● **What is required**
From the entries that follow, pick out all lines holding "high".

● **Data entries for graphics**

────────────────────────────────────────

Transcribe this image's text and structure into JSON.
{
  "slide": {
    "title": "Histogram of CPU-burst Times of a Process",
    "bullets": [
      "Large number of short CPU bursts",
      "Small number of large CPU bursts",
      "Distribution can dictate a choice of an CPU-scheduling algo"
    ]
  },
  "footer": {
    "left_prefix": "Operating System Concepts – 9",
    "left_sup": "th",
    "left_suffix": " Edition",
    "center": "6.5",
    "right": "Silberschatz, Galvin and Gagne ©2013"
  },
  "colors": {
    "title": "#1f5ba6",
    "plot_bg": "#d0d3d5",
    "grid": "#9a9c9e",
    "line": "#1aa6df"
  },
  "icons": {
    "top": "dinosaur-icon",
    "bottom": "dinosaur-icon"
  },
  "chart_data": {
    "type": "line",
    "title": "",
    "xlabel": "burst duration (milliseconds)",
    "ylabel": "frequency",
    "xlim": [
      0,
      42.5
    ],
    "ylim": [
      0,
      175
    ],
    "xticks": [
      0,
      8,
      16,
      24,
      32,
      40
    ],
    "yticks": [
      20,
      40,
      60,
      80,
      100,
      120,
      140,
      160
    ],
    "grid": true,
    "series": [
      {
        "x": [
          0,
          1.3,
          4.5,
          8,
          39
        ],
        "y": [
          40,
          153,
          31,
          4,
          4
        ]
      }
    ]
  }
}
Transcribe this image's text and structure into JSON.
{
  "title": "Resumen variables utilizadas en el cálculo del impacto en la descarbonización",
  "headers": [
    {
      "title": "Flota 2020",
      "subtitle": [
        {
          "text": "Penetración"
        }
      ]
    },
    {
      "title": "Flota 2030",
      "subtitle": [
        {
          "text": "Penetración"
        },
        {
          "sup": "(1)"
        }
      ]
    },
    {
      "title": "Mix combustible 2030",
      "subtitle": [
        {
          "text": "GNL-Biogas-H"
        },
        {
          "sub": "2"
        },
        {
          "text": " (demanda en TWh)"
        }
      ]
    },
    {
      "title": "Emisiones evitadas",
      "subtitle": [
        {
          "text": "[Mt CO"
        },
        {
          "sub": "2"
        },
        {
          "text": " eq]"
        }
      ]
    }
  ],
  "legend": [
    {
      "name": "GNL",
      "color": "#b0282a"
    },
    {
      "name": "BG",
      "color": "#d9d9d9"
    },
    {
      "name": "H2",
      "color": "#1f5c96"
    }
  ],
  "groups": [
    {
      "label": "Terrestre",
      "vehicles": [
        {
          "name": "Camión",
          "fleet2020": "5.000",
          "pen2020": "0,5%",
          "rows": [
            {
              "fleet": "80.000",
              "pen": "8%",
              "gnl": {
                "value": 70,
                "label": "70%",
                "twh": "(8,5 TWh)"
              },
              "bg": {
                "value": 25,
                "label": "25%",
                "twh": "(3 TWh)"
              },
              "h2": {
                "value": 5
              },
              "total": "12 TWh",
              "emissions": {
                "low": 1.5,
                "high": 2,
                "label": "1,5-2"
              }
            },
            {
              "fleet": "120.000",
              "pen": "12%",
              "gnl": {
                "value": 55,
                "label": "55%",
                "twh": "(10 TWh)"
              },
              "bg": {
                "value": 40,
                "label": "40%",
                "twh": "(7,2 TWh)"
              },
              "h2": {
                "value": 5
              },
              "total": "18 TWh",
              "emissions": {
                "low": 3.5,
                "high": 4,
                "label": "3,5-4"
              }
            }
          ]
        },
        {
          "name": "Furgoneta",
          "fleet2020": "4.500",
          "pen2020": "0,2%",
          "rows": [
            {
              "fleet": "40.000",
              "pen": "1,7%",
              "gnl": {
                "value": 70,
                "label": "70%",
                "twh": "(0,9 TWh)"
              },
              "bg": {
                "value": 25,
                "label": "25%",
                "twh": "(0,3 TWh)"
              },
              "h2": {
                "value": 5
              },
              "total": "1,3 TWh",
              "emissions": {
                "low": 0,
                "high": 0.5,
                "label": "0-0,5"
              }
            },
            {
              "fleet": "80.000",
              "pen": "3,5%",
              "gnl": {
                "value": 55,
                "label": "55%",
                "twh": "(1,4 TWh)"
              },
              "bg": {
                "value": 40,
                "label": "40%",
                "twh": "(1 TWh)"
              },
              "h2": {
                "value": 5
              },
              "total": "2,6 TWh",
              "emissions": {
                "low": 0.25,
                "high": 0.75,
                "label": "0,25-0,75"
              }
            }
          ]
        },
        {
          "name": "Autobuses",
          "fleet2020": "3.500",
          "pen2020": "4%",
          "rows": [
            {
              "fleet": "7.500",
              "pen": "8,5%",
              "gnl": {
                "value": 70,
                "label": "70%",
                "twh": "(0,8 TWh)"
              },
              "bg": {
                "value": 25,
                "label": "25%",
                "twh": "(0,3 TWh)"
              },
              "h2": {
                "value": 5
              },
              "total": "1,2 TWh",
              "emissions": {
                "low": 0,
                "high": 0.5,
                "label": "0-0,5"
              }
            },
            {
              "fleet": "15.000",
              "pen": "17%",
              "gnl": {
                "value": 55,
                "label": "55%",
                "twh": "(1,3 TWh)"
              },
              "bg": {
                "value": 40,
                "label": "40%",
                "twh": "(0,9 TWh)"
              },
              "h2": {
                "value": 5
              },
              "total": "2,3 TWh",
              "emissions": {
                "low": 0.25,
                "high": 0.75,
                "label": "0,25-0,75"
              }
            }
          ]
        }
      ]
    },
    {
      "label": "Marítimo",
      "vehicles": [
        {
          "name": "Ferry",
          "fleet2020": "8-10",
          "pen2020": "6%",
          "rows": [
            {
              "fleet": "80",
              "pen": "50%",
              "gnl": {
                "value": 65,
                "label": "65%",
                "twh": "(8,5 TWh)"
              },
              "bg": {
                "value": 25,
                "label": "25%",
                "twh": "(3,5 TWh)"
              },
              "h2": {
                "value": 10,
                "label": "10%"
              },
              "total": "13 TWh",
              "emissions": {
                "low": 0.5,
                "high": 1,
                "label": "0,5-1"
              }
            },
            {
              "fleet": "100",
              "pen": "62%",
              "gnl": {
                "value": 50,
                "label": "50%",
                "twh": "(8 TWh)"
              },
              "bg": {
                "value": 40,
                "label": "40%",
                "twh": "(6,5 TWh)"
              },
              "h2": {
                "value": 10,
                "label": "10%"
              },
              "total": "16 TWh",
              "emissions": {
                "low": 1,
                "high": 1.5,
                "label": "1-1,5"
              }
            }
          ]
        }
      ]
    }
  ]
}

────────────────────────────────────────

● **Full answer**
                "high": 2,
                "high": 4,
                "high": 0.5,
                "high": 0.75,
                "high": 0.5,
                "high": 0.75,
                "high": 1,
                "high": 1.5,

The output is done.